*SHORT PROBLEM*
Find how many lines in the data below include the word "compared", then write only that number.

** start of GIVEN RECORDS **

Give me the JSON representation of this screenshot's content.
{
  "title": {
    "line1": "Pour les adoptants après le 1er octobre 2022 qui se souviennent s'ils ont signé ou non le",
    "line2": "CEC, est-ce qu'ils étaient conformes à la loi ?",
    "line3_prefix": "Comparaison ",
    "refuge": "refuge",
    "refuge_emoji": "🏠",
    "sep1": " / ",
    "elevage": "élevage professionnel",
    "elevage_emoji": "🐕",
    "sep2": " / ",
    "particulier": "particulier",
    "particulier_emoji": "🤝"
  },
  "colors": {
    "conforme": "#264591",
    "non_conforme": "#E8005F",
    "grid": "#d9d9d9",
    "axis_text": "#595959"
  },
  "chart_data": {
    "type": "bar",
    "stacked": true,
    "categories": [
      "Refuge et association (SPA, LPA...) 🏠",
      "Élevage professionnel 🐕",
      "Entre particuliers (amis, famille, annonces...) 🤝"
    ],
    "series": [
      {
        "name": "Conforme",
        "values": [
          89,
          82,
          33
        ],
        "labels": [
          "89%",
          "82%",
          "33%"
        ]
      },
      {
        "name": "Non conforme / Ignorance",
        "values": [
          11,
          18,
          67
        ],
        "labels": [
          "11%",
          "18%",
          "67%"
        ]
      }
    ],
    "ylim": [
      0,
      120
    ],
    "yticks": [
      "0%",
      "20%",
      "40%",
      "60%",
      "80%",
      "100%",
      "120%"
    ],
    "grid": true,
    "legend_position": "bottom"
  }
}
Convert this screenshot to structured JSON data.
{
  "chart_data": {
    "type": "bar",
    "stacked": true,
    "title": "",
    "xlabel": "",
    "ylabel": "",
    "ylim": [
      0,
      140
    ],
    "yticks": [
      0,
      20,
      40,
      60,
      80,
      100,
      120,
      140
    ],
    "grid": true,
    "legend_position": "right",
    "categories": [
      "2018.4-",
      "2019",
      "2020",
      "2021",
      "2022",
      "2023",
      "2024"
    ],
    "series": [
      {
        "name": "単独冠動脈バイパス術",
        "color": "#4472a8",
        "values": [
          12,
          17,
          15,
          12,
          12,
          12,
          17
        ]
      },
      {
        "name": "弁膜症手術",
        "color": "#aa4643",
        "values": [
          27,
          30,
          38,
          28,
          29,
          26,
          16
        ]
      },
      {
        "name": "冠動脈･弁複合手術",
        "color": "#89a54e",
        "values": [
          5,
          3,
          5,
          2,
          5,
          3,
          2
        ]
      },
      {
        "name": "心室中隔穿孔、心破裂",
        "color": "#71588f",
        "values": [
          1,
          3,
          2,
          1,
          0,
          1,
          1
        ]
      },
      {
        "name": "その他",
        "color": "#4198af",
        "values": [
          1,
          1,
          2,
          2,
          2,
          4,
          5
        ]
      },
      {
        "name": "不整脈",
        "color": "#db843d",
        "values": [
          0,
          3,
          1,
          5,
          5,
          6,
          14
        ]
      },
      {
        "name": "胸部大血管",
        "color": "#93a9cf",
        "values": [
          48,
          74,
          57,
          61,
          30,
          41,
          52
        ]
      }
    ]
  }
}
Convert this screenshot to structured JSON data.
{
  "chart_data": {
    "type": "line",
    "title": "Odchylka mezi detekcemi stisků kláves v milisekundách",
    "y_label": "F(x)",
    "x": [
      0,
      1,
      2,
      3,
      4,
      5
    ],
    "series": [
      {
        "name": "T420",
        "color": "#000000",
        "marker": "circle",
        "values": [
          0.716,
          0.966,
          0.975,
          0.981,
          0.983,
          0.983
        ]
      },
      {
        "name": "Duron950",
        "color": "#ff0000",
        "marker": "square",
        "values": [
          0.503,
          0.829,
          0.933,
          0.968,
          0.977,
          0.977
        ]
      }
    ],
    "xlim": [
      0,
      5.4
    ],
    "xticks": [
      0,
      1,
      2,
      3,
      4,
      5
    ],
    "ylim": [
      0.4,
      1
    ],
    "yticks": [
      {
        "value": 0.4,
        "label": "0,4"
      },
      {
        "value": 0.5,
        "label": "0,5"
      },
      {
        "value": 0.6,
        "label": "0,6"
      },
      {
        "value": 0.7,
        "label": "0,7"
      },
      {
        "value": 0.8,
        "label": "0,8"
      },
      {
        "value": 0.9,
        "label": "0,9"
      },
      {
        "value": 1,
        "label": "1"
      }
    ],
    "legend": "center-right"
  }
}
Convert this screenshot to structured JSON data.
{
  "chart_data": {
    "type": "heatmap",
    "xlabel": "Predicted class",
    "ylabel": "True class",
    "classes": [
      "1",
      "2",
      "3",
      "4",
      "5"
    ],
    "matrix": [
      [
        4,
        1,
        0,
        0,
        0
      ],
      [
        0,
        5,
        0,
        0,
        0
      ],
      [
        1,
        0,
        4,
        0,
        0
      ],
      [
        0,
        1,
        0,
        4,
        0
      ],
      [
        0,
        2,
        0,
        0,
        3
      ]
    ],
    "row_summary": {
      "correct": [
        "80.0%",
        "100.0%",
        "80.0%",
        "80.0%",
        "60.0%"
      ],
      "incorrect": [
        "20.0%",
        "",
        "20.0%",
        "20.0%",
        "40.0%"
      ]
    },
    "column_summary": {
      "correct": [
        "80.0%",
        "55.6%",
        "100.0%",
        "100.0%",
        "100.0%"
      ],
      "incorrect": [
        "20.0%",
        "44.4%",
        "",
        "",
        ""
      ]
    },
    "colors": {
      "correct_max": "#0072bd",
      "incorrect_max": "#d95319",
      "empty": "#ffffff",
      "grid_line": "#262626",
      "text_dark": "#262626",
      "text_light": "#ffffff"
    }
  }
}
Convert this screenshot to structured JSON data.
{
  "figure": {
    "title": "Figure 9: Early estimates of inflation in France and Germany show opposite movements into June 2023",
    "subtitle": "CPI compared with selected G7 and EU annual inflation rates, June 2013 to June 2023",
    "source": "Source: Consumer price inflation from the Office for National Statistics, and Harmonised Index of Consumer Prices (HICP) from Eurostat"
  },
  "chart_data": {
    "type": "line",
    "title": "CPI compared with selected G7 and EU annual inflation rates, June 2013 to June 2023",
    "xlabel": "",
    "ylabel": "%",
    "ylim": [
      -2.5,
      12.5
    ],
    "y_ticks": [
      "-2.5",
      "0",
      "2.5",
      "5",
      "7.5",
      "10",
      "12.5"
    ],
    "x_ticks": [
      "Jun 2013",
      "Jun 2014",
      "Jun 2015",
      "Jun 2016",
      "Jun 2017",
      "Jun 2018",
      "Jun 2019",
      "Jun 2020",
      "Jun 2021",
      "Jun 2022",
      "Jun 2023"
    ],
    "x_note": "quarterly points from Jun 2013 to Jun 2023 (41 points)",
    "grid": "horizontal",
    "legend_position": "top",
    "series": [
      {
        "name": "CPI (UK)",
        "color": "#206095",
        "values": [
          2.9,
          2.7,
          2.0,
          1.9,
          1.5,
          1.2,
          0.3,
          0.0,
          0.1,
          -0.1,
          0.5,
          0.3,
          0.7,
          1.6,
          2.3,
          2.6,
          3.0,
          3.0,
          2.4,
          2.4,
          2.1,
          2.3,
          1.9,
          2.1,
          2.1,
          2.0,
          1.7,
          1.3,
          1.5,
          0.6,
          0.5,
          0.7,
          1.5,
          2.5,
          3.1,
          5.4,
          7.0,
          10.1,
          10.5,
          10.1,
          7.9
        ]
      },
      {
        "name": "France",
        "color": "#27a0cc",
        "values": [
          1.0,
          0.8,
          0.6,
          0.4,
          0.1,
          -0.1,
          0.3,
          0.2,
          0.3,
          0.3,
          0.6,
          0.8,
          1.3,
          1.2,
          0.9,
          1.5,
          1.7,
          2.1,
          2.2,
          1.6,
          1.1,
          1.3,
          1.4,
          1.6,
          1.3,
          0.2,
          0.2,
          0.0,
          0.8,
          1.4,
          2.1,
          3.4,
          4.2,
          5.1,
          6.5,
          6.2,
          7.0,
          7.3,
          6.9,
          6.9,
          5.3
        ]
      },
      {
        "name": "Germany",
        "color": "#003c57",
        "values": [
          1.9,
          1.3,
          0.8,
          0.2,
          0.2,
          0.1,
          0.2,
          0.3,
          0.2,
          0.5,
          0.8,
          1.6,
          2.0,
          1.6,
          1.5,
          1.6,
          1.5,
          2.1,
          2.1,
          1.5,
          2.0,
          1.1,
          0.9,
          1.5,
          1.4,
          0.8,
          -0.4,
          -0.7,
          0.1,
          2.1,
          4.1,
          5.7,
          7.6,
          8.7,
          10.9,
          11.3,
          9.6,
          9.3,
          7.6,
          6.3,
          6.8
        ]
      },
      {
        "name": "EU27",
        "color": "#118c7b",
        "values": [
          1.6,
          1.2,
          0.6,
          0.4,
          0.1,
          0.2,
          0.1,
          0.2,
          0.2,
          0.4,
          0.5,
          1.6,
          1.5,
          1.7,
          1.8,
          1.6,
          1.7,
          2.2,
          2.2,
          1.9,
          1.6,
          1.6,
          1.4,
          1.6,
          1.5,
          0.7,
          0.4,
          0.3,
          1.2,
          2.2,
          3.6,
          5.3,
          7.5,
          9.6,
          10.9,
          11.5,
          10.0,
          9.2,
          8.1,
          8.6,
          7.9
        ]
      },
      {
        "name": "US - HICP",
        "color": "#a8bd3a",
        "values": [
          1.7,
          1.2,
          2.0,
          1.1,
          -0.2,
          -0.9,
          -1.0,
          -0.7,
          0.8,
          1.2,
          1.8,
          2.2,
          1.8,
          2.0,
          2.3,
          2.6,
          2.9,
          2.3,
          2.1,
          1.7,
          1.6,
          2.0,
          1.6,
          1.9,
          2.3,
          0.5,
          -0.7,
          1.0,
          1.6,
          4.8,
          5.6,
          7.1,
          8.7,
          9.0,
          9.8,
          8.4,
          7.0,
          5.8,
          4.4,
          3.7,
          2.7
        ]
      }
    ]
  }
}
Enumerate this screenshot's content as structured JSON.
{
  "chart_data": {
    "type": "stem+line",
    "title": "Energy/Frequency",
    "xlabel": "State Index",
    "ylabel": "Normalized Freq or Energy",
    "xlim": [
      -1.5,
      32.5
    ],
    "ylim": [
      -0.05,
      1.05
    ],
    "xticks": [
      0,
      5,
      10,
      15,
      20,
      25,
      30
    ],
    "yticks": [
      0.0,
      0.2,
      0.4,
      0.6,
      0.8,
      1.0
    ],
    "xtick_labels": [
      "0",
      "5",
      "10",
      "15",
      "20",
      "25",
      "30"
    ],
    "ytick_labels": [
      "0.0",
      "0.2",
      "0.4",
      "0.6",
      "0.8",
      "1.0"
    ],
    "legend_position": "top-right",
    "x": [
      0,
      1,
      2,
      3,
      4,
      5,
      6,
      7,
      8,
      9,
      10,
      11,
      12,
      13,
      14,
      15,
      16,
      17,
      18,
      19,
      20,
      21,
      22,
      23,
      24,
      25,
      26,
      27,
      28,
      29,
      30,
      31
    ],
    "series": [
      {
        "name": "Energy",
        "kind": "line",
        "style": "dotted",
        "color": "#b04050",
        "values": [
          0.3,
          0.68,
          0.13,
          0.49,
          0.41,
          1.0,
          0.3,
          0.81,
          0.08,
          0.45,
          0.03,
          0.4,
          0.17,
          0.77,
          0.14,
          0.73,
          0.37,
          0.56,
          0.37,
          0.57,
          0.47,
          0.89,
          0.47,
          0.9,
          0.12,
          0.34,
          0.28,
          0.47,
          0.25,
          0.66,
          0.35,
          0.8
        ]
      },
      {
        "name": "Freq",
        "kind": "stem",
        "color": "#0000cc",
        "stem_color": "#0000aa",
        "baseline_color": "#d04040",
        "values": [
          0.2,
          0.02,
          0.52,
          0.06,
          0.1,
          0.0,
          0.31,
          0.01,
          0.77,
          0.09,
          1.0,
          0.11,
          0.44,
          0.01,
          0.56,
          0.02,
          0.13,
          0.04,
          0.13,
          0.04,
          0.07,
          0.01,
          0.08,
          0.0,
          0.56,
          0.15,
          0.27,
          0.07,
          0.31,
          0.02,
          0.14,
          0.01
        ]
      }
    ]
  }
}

** end of GIVEN RECORDS **

*REPLY*
2